▽
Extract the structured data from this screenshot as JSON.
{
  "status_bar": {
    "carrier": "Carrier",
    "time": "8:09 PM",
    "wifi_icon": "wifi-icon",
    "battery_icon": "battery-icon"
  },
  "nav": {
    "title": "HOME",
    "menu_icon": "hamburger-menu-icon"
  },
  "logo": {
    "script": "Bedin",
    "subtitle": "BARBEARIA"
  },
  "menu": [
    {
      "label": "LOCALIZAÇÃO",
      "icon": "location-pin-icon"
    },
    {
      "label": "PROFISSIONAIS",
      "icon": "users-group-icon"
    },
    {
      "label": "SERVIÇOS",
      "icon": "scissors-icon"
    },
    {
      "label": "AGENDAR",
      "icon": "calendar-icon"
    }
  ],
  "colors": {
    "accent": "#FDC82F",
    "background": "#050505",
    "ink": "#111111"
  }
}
△
Work instructions:
Print all of the entries again, exactly as written.

Solution to this problem:
Extract the structured data from this screenshot as JSON.
{
  "status_bar": {
    "carrier": "Carrier",
    "time": "8:09 PM",
    "wifi_icon": "wifi-icon",
    "battery_icon": "battery-icon"
  },
  "nav": {
    "title": "HOME",
    "menu_icon": "hamburger-menu-icon"
  },
  "logo": {
    "script": "Bedin",
    "subtitle": "BARBEARIA"
  },
  "menu": [
    {
      "label": "LOCALIZAÇÃO",
      "icon": "location-pin-icon"
    },
    {
      "label": "PROFISSIONAIS",
      "icon": "users-group-icon"
    },
    {
      "label": "SERVIÇOS",
      "icon": "scissors-icon"
    },
    {
      "label": "AGENDAR",
      "icon": "calendar-icon"
    }
  ],
  "colors": {
    "accent": "#FDC82F",
    "background": "#050505",
    "ink": "#111111"
  }
}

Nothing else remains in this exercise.